## Supplied data

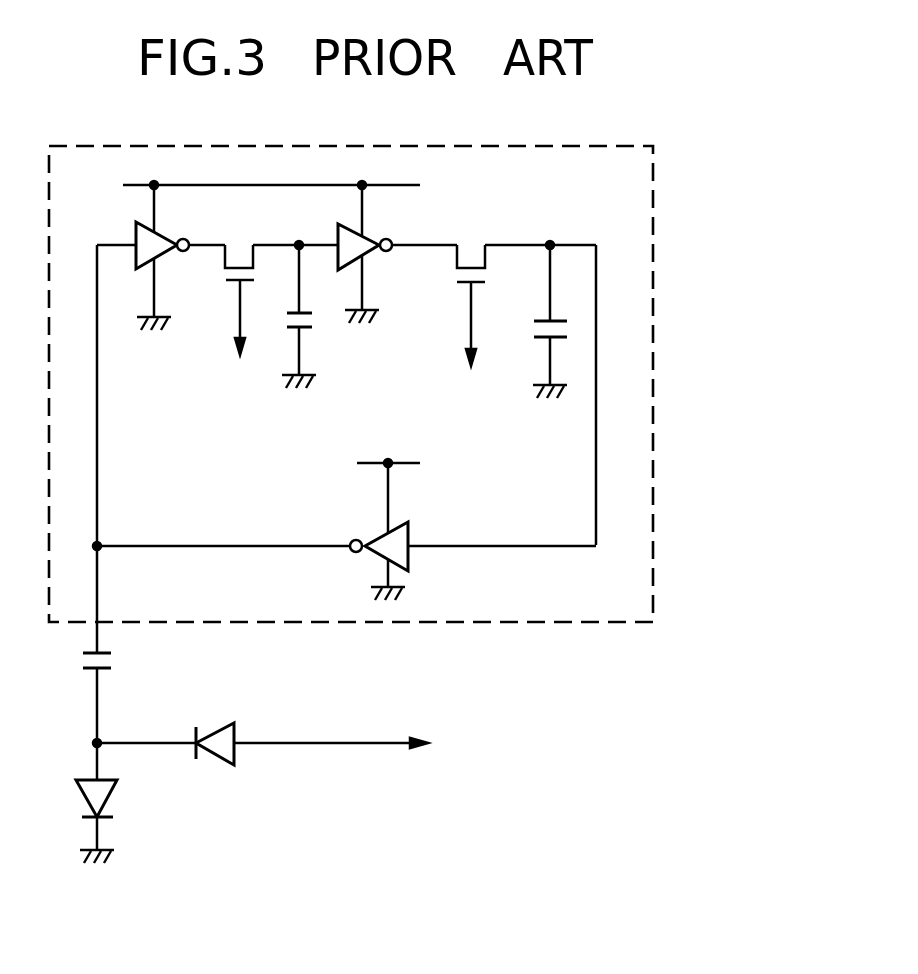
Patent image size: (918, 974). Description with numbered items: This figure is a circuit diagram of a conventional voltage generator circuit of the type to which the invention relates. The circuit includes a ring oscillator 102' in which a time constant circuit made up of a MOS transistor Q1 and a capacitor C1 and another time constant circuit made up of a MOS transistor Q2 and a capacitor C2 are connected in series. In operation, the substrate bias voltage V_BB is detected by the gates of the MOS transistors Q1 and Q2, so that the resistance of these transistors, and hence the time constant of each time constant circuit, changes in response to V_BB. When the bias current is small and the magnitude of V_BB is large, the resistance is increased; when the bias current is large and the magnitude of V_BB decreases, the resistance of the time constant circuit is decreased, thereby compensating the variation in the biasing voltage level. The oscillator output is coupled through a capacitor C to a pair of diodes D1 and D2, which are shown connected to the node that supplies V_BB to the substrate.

The ring oscillator 102' is at (398, 399).
The MOS transistor Q1 is at (249, 304).
The MOS transistor Q2 is at (472, 309).
The capacitor C1 is at (315, 316).
The capacitor C2 is at (560, 321).
The coupling capacitor C is at (82, 695).
The first diode D1 is at (295, 744).
The second diode D2 is at (120, 803).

## To do
Rename "circuit" as "network" throughout the text of the items, keeping everything else the same, and leave the pictures out of your answer.

## Response
Patent image size: (918, 974). Description with numbered items: This figure is a network diagram of a conventional voltage generator network of the type to which the invention relates. The network includes a ring oscillator 102' in which a time constant network made up of a MOS transistor Q1 and a capacitor C1 and another time constant network made up of a MOS transistor Q2 and a capacitor C2 are connected in series. In operation, the substrate bias voltage V_BB is detected by the gates of the MOS transistors Q1 and Q2, so that the resistance of these transistors, and hence the time constant of each time constant network, changes in response to V_BB. When the bias current is small and the magnitude of V_BB is large, the resistance is increased; when the bias current is large and the magnitude of V_BB decreases, the resistance of the time constant network is decreased, thereby compensating the variation in the biasing voltage level. The oscillator output is coupled through a capacitor C to a pair of diodes D1 and D2, which are shown connected to the node that supplies V_BB to the substrate.

The ring oscillator 102' is at (398, 399).
The MOS transistor Q1 is at (249, 304).
The MOS transistor Q2 is at (472, 309).
The capacitor C1 is at (315, 316).
The capacitor C2 is at (560, 321).
The coupling capacitor C is at (82, 695).
The first diode D1 is at (295, 744).
The second diode D2 is at (120, 803).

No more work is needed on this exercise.